What this task involves ->
Copy exactly, and only, the lines from the line containing "What does this" through the last line of the records below, both included, and leave out any pictures.

====

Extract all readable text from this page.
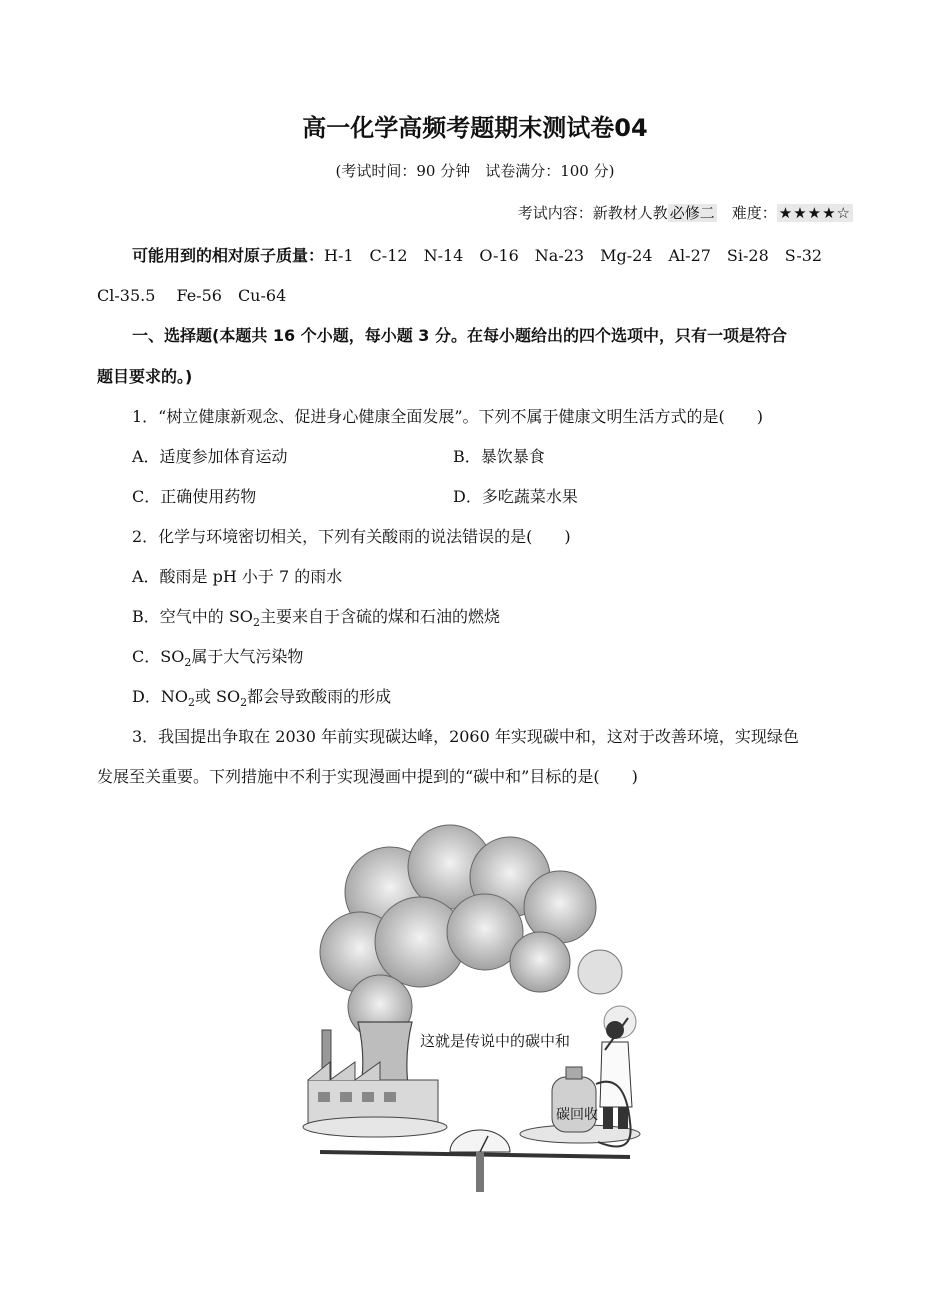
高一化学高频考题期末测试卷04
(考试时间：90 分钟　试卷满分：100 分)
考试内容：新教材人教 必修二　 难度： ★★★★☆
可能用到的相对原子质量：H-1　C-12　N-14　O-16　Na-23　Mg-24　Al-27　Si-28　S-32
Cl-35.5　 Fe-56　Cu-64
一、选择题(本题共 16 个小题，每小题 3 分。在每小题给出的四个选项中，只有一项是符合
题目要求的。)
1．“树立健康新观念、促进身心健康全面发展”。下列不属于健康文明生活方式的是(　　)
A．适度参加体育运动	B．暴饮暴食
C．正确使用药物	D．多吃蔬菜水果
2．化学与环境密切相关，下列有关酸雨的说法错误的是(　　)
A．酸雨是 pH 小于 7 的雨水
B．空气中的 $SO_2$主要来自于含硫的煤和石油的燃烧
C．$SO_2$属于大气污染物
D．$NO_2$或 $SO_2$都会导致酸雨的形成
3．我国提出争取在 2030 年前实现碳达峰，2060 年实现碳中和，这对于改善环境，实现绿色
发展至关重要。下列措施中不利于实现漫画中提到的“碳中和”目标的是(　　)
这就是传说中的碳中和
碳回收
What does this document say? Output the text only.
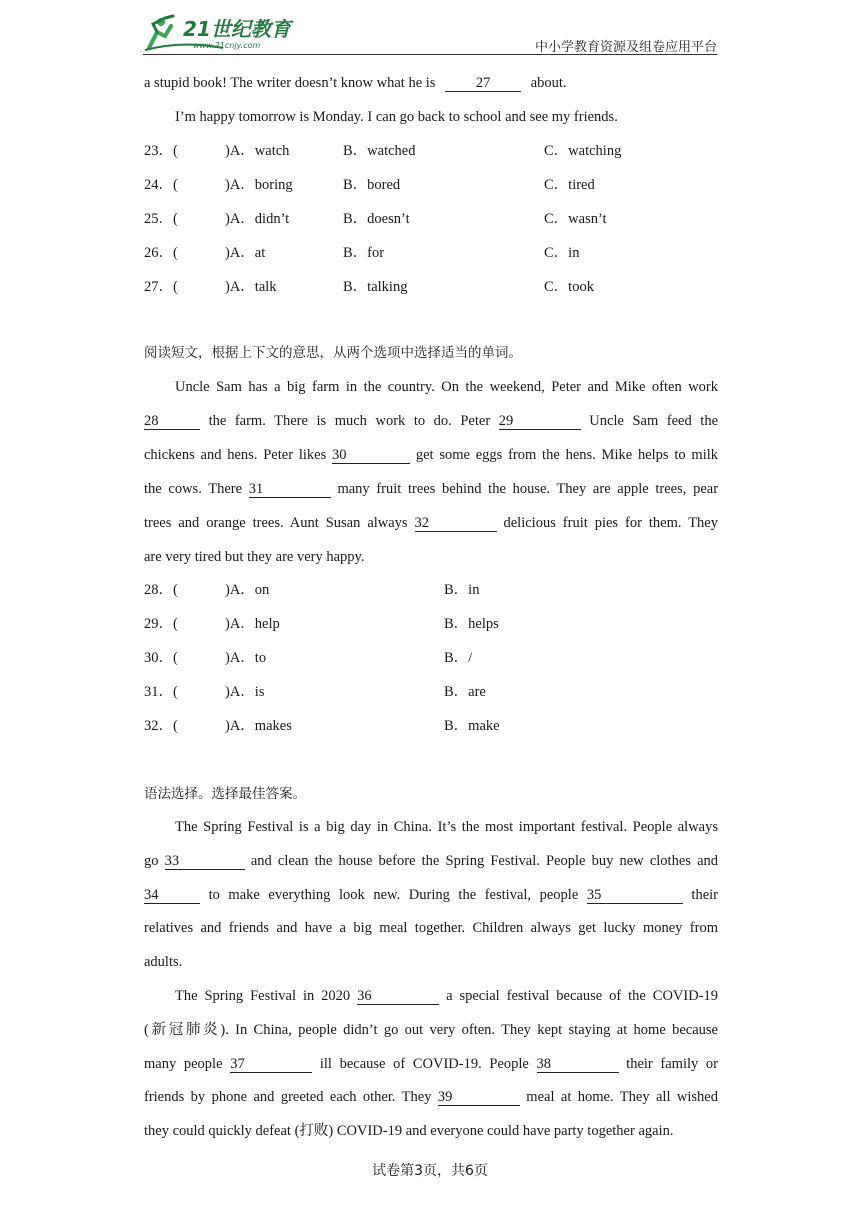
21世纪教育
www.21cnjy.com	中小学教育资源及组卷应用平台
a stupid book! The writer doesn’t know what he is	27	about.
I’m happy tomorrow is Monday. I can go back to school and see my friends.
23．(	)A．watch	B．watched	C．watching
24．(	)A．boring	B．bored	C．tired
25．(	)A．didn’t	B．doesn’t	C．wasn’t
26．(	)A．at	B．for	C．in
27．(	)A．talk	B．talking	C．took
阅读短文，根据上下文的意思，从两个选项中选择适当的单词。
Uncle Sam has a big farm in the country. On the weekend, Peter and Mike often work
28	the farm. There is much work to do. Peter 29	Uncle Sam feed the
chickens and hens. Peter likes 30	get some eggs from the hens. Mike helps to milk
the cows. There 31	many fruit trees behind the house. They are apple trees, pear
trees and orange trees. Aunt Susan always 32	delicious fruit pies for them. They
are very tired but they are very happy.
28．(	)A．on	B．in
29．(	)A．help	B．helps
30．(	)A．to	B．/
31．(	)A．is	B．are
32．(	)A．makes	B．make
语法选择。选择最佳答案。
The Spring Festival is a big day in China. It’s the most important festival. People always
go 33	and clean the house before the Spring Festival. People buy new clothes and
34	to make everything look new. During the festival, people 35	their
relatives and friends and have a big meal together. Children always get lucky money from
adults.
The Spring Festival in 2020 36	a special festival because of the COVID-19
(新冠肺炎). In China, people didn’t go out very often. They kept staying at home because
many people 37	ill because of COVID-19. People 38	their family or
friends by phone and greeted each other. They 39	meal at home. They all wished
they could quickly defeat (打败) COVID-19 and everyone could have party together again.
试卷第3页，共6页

====

Exercise solution ->
What does this document say? Output the text only.
21世纪教育
www.21cnjy.com	中小学教育资源及组卷应用平台
a stupid book! The writer doesn’t know what he is	27	about.
I’m happy tomorrow is Monday. I can go back to school and see my friends.
23．(	)A．watch	B．watched	C．watching
24．(	)A．boring	B．bored	C．tired
25．(	)A．didn’t	B．doesn’t	C．wasn’t
26．(	)A．at	B．for	C．in
27．(	)A．talk	B．talking	C．took
阅读短文，根据上下文的意思，从两个选项中选择适当的单词。
Uncle Sam has a big farm in the country. On the weekend, Peter and Mike often work
28	the farm. There is much work to do. Peter 29	Uncle Sam feed the
chickens and hens. Peter likes 30	get some eggs from the hens. Mike helps to milk
the cows. There 31	many fruit trees behind the house. They are apple trees, pear
trees and orange trees. Aunt Susan always 32	delicious fruit pies for them. They
are very tired but they are very happy.
28．(	)A．on	B．in
29．(	)A．help	B．helps
30．(	)A．to	B．/
31．(	)A．is	B．are
32．(	)A．makes	B．make
语法选择。选择最佳答案。
The Spring Festival is a big day in China. It’s the most important festival. People always
go 33	and clean the house before the Spring Festival. People buy new clothes and
34	to make everything look new. During the festival, people 35	their
relatives and friends and have a big meal together. Children always get lucky money from
adults.
The Spring Festival in 2020 36	a special festival because of the COVID-19
(新冠肺炎). In China, people didn’t go out very often. They kept staying at home because
many people 37	ill because of COVID-19. People 38	their family or
friends by phone and greeted each other. They 39	meal at home. They all wished
they could quickly defeat (打败) COVID-19 and everyone could have party together again.
试卷第3页，共6页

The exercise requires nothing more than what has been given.